DIRECTION:
Omit all images. Transcribe the rest of the material below exactly.

DATA PROVIDED:
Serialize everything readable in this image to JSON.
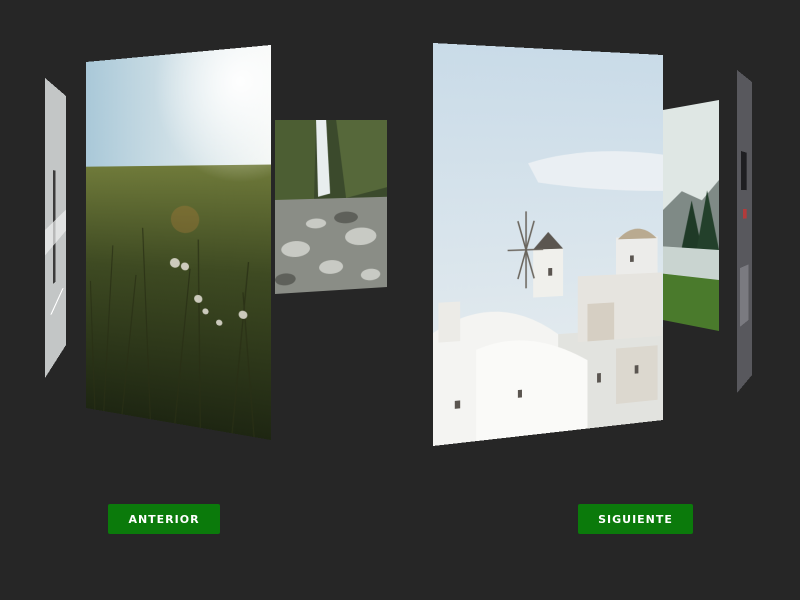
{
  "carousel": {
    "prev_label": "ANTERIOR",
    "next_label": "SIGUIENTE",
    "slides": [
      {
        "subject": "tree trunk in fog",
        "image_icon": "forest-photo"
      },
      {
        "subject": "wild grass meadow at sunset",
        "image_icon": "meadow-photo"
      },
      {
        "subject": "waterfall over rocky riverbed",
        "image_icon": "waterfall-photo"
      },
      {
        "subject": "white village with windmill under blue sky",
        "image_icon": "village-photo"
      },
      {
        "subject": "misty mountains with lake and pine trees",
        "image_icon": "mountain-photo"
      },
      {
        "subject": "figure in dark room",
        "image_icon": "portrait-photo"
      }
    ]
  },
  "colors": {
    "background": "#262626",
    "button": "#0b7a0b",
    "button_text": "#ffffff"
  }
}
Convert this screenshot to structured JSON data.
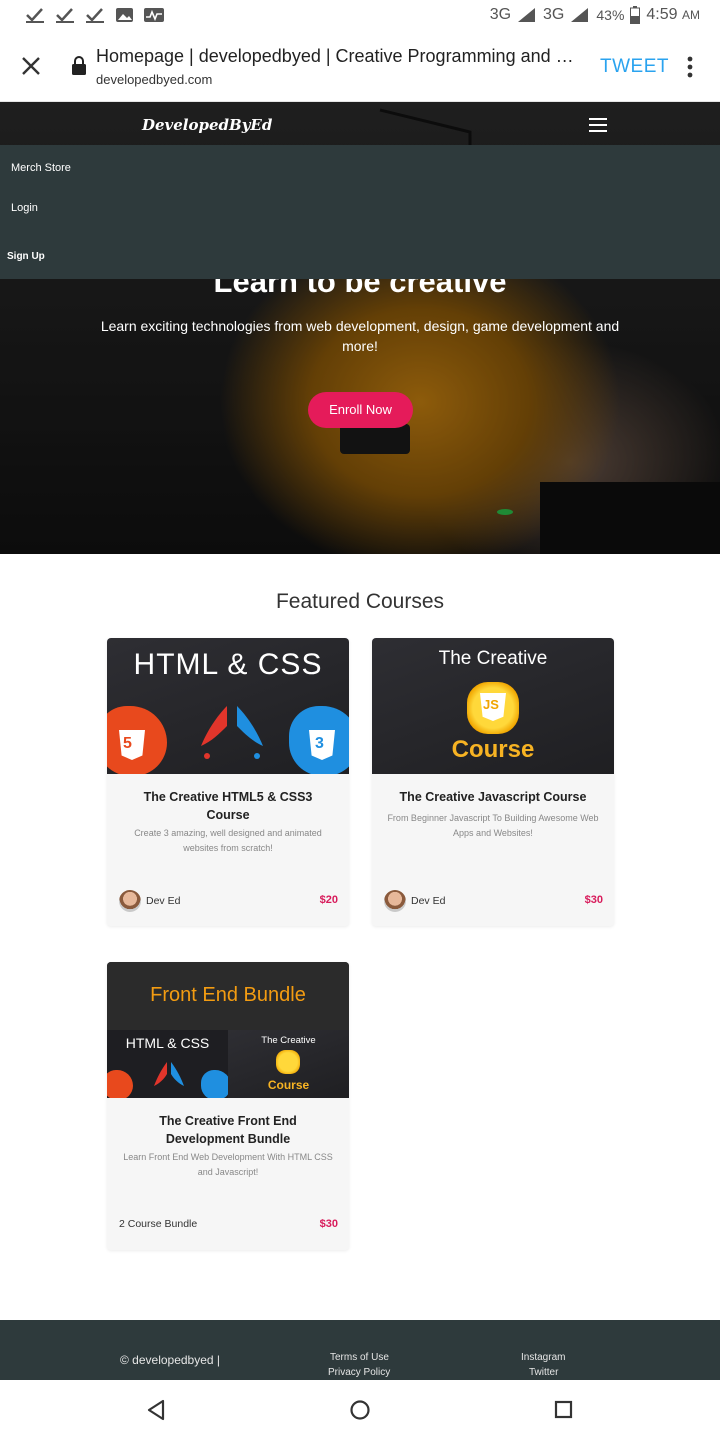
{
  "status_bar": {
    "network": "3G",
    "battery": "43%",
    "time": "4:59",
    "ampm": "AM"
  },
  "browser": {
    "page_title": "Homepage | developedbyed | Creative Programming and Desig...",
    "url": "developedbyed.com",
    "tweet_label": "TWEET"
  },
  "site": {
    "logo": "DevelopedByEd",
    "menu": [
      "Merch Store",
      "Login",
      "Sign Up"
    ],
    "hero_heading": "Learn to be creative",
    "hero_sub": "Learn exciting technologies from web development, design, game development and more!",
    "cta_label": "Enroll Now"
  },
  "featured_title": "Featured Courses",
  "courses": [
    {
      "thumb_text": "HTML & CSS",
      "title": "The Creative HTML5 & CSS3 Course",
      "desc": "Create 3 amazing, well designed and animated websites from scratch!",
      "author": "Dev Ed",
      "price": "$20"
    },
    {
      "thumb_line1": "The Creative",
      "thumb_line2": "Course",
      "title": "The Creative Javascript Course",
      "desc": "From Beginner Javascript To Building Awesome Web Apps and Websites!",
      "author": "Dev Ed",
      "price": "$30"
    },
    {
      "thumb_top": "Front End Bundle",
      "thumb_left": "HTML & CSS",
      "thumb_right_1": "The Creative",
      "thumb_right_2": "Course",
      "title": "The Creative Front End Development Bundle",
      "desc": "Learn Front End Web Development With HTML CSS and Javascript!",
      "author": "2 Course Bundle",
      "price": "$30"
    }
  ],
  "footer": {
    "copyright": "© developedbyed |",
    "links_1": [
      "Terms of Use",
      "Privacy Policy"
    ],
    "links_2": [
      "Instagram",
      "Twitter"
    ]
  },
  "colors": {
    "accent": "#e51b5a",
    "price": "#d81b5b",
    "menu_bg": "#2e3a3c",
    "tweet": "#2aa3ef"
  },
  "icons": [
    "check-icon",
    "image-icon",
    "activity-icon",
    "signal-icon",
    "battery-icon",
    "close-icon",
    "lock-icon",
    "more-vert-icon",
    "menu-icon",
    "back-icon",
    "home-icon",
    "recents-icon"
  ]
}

TASK ANSWER:
Serialize everything readable in this image to JSON.
{
  "carousel": {
    "prev_label": "ANTERIOR",
    "next_label": "SIGUIENTE",
    "slides": [
      {
        "subject": "tree trunk in fog",
        "image_icon": "forest-photo"
      },
      {
        "subject": "wild grass meadow at sunset",
        "image_icon": "meadow-photo"
      },
      {
        "subject": "waterfall over rocky riverbed",
        "image_icon": "waterfall-photo"
      },
      {
        "subject": "white village with windmill under blue sky",
        "image_icon": "village-photo"
      },
      {
        "subject": "misty mountains with lake and pine trees",
        "image_icon": "mountain-photo"
      },
      {
        "subject": "figure in dark room",
        "image_icon": "portrait-photo"
      }
    ]
  },
  "colors": {
    "background": "#262626",
    "button": "#0b7a0b",
    "button_text": "#ffffff"
  }
}
Convert this screenshot to structured JSON data.
{
  "status_bar": {
    "network": "3G",
    "battery": "43%",
    "time": "4:59",
    "ampm": "AM"
  },
  "browser": {
    "page_title": "Homepage | developedbyed | Creative Programming and Desig...",
    "url": "developedbyed.com",
    "tweet_label": "TWEET"
  },
  "site": {
    "logo": "DevelopedByEd",
    "menu": [
      "Merch Store",
      "Login",
      "Sign Up"
    ],
    "hero_heading": "Learn to be creative",
    "hero_sub": "Learn exciting technologies from web development, design, game development and more!",
    "cta_label": "Enroll Now"
  },
  "featured_title": "Featured Courses",
  "courses": [
    {
      "thumb_text": "HTML & CSS",
      "title": "The Creative HTML5 & CSS3 Course",
      "desc": "Create 3 amazing, well designed and animated websites from scratch!",
      "author": "Dev Ed",
      "price": "$20"
    },
    {
      "thumb_line1": "The Creative",
      "thumb_line2": "Course",
      "title": "The Creative Javascript Course",
      "desc": "From Beginner Javascript To Building Awesome Web Apps and Websites!",
      "author": "Dev Ed",
      "price": "$30"
    },
    {
      "thumb_top": "Front End Bundle",
      "thumb_left": "HTML & CSS",
      "thumb_right_1": "The Creative",
      "thumb_right_2": "Course",
      "title": "The Creative Front End Development Bundle",
      "desc": "Learn Front End Web Development With HTML CSS and Javascript!",
      "author": "2 Course Bundle",
      "price": "$30"
    }
  ],
  "footer": {
    "copyright": "© developedbyed |",
    "links_1": [
      "Terms of Use",
      "Privacy Policy"
    ],
    "links_2": [
      "Instagram",
      "Twitter"
    ]
  },
  "colors": {
    "accent": "#e51b5a",
    "price": "#d81b5b",
    "menu_bg": "#2e3a3c",
    "tweet": "#2aa3ef"
  },
  "icons": [
    "check-icon",
    "image-icon",
    "activity-icon",
    "signal-icon",
    "battery-icon",
    "close-icon",
    "lock-icon",
    "more-vert-icon",
    "menu-icon",
    "back-icon",
    "home-icon",
    "recents-icon"
  ]
}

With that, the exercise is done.